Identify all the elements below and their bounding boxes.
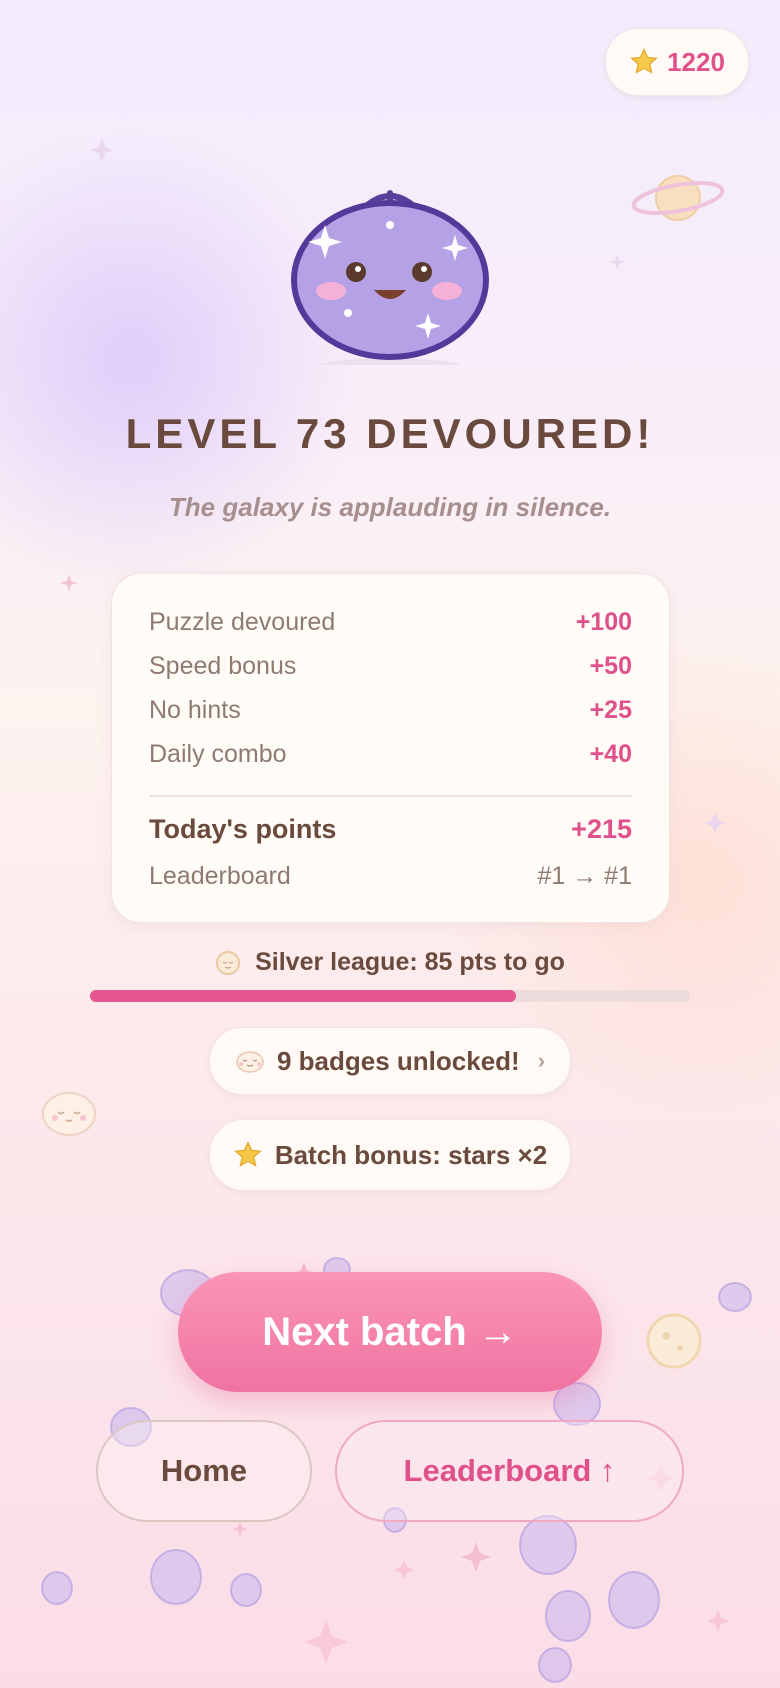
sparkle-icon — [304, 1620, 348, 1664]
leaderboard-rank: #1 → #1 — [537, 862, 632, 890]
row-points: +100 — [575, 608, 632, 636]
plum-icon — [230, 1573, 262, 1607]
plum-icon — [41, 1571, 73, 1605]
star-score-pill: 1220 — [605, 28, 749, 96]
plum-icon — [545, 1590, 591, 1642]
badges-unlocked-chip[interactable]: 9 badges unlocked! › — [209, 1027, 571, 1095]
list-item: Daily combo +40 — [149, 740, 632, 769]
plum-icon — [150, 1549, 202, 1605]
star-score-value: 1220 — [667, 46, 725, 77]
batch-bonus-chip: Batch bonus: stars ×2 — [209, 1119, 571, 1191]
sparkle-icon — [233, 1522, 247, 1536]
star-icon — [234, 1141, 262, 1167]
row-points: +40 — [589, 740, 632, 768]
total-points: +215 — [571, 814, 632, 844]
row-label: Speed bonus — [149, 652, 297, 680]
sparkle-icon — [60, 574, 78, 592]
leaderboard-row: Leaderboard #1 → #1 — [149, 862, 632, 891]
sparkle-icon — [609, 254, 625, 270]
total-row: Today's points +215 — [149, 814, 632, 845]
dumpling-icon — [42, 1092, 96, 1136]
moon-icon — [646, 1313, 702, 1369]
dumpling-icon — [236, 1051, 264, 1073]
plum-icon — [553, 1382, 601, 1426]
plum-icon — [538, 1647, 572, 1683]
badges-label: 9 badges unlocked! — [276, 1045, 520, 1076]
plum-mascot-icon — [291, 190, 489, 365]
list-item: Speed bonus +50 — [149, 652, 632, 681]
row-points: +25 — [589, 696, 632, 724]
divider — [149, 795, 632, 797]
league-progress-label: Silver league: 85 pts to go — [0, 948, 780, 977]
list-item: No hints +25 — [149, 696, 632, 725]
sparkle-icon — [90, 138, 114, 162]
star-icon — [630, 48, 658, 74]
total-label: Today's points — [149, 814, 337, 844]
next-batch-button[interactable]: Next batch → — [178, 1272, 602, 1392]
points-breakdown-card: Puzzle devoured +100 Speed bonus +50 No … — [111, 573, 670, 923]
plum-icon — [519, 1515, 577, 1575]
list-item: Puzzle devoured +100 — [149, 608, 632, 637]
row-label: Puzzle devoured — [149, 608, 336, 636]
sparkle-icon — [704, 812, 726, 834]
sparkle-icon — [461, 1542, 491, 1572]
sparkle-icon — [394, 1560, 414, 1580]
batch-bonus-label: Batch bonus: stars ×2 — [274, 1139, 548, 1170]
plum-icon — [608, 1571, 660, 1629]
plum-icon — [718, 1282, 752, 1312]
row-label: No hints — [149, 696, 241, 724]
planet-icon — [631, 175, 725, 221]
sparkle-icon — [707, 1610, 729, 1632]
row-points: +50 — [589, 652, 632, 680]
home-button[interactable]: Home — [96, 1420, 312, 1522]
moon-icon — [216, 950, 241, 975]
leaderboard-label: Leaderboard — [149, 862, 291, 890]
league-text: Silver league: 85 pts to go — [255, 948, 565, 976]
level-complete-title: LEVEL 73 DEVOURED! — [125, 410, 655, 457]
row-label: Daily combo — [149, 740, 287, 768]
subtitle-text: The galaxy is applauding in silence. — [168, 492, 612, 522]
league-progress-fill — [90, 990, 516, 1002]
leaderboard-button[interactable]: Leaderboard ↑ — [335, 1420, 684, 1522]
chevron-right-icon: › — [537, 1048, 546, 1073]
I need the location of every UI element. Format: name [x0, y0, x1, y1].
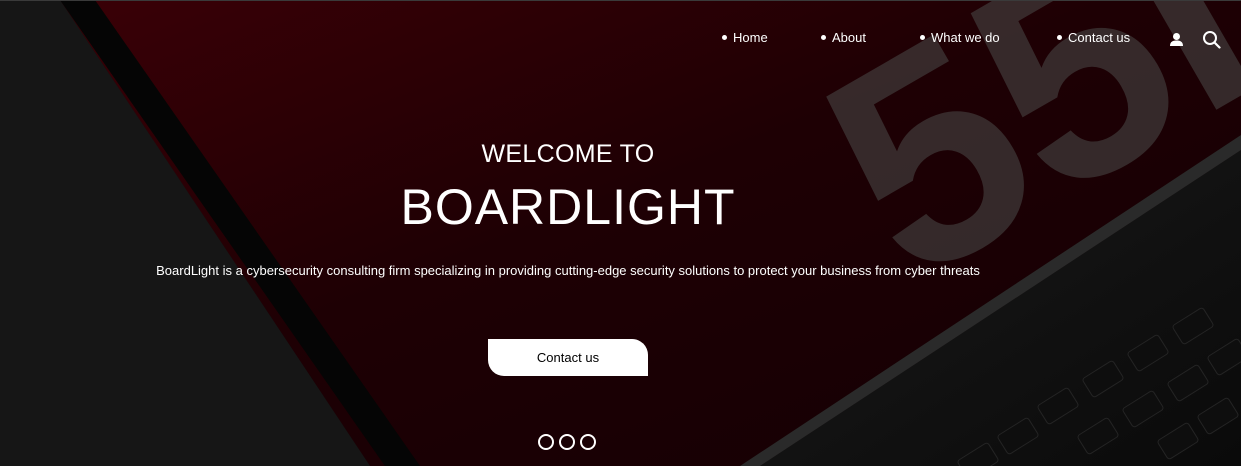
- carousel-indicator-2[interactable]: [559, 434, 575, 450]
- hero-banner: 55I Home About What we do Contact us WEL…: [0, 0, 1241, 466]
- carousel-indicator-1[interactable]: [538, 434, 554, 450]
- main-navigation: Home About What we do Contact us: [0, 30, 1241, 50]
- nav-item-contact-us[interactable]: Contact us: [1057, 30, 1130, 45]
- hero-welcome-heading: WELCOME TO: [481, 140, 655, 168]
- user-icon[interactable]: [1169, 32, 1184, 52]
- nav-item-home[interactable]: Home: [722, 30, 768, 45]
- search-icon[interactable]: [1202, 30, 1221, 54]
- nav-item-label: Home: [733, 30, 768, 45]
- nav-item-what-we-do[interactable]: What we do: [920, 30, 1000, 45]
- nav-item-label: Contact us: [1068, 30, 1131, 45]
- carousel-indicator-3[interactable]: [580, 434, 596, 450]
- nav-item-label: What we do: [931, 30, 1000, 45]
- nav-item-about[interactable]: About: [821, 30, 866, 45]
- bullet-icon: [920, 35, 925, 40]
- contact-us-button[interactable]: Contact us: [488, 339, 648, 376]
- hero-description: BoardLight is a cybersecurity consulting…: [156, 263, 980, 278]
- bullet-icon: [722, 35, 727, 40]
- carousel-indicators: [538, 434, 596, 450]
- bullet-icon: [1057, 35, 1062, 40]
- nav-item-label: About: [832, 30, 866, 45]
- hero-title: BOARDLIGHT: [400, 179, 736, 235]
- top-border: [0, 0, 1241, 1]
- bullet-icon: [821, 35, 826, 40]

» **Written request**
Copy out the data word for word, starting at the line with "sparkle-icon — [304, 1620, 348, 1664]" and ending at the line with "row-points: +40 — [589, 740, 632, 768]", both lines included.

» **Written solution**
sparkle-icon — [304, 1620, 348, 1664]
leaderboard-rank: #1 → #1 — [537, 862, 632, 890]
row-points: +100 — [575, 608, 632, 636]
plum-icon — [230, 1573, 262, 1607]
plum-icon — [41, 1571, 73, 1605]
star-score-pill: 1220 — [605, 28, 749, 96]
plum-icon — [545, 1590, 591, 1642]
badges-unlocked-chip[interactable]: 9 badges unlocked! › — [209, 1027, 571, 1095]
list-item: Daily combo +40 — [149, 740, 632, 769]
plum-icon — [150, 1549, 202, 1605]
star-score-value: 1220 — [667, 46, 725, 77]
batch-bonus-chip: Batch bonus: stars ×2 — [209, 1119, 571, 1191]
sparkle-icon — [233, 1522, 247, 1536]
star-icon — [234, 1141, 262, 1167]
row-points: +40 — [589, 740, 632, 768]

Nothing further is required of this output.